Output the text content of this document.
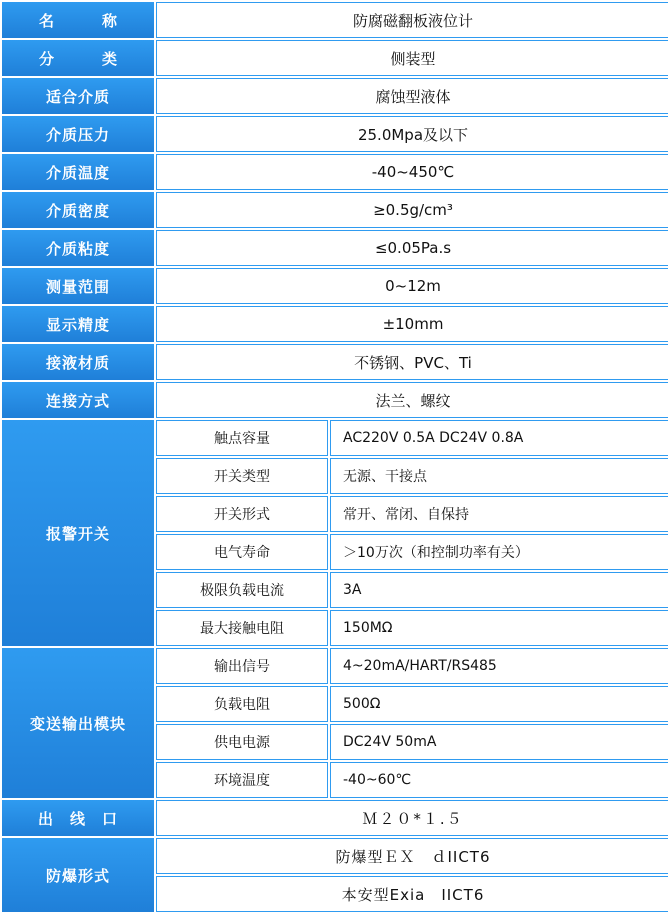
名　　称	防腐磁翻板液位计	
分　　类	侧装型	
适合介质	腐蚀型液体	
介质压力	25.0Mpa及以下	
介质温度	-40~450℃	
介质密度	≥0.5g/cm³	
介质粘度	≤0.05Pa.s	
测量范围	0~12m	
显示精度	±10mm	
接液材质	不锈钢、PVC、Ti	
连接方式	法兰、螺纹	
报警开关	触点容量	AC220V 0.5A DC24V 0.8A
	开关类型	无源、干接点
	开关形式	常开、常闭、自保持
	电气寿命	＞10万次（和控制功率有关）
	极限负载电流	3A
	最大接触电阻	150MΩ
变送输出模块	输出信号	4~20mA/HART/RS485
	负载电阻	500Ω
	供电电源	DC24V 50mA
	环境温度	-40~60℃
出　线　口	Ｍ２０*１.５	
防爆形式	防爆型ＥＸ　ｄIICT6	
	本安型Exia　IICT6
● ● ● ● ● ● ●
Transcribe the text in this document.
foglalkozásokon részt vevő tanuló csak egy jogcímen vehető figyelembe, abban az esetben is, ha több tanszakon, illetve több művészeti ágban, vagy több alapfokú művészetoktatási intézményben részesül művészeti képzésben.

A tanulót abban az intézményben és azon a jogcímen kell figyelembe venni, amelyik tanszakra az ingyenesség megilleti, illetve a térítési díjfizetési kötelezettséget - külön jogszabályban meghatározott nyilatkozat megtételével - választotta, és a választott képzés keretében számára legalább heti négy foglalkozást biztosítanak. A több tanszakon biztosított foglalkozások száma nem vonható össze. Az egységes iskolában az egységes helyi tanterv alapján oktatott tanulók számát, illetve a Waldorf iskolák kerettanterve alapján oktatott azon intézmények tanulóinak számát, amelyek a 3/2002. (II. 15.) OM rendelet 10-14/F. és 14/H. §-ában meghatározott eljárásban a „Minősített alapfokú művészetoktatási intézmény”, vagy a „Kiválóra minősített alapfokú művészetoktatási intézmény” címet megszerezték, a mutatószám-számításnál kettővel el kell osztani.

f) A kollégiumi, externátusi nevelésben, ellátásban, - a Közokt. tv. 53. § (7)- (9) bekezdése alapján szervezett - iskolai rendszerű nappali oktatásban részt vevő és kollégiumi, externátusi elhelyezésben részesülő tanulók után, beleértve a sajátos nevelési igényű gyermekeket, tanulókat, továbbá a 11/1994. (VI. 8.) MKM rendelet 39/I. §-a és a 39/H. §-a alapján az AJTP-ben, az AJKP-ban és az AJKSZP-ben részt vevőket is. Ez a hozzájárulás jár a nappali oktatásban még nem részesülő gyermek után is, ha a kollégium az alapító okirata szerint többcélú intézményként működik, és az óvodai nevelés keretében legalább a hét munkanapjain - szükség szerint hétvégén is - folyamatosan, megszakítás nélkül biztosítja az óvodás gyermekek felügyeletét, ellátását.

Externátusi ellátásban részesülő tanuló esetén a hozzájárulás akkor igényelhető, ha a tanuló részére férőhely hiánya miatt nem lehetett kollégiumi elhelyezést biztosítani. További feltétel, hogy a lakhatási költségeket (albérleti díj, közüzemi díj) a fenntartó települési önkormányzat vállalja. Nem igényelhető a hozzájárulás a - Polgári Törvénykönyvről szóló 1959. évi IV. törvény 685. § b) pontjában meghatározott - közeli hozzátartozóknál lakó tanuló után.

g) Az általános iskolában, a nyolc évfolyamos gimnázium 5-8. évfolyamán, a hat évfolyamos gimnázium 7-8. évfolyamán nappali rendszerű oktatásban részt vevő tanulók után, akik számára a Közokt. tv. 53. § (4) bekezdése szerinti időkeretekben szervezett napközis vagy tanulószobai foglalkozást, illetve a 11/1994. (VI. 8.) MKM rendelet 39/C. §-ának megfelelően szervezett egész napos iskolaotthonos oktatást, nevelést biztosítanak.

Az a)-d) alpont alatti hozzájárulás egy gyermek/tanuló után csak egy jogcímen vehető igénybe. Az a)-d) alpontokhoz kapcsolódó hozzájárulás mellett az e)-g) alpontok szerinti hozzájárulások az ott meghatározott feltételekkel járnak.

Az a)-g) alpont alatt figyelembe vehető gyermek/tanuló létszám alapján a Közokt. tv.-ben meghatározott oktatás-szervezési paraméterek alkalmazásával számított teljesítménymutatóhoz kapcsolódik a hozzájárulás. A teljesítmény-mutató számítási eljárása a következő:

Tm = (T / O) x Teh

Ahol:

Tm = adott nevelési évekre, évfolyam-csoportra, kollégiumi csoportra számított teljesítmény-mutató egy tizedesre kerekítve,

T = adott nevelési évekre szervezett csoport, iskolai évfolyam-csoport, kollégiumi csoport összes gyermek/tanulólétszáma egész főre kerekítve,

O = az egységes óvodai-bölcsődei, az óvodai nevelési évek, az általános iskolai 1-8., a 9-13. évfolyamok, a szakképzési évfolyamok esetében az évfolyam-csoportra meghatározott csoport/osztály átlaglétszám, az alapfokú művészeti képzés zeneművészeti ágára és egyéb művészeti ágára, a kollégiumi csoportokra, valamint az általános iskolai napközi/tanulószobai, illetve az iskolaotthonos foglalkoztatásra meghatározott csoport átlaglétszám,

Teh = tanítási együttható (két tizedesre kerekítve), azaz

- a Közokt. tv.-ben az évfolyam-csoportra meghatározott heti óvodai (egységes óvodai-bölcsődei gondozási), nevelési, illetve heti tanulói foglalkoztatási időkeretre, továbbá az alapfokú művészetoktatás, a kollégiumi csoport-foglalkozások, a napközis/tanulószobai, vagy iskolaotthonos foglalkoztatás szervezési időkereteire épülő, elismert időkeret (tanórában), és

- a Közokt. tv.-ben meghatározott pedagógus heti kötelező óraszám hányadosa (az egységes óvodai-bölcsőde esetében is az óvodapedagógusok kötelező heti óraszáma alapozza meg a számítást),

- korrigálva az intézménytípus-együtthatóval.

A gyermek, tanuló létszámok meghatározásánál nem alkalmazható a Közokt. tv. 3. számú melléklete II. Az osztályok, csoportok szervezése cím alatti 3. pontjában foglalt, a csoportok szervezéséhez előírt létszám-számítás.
● ● ● ● ● ● ●
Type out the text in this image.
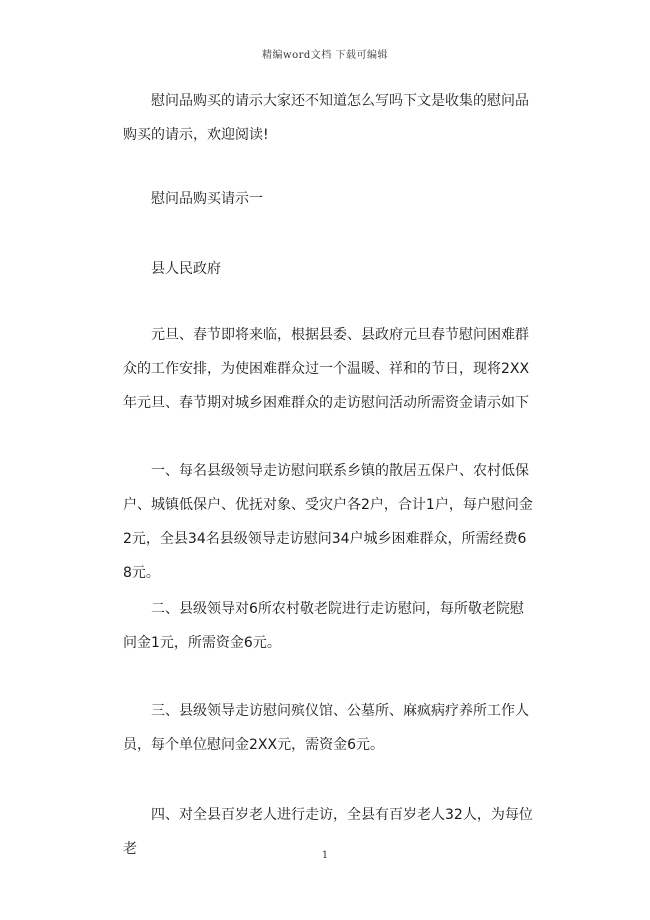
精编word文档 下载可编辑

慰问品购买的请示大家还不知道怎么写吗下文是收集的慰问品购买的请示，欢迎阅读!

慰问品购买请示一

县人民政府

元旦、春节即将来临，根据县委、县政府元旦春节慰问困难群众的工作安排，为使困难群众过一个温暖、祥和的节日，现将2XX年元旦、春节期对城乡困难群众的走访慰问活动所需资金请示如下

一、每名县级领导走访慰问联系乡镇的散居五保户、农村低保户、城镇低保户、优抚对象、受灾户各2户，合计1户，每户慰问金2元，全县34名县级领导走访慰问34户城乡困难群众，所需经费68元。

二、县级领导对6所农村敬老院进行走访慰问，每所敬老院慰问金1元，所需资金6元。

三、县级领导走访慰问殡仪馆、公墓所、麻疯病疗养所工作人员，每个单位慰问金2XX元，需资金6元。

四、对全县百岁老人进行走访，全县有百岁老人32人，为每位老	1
● ● ● ● ● ● ●
Exercise instructions: Scan the material and collect every line that contains "évekre".

Full response:
Tm = adott nevelési évekre, évfolyam-csoportra, kollégiumi csoportra számított teljesítmény-mutató egy tizedesre kerekítve,
T = adott nevelési évekre szervezett csoport, iskolai évfolyam-csoport, kollégiumi csoport összes gyermek/tanulólétszáma egész főre kerekítve,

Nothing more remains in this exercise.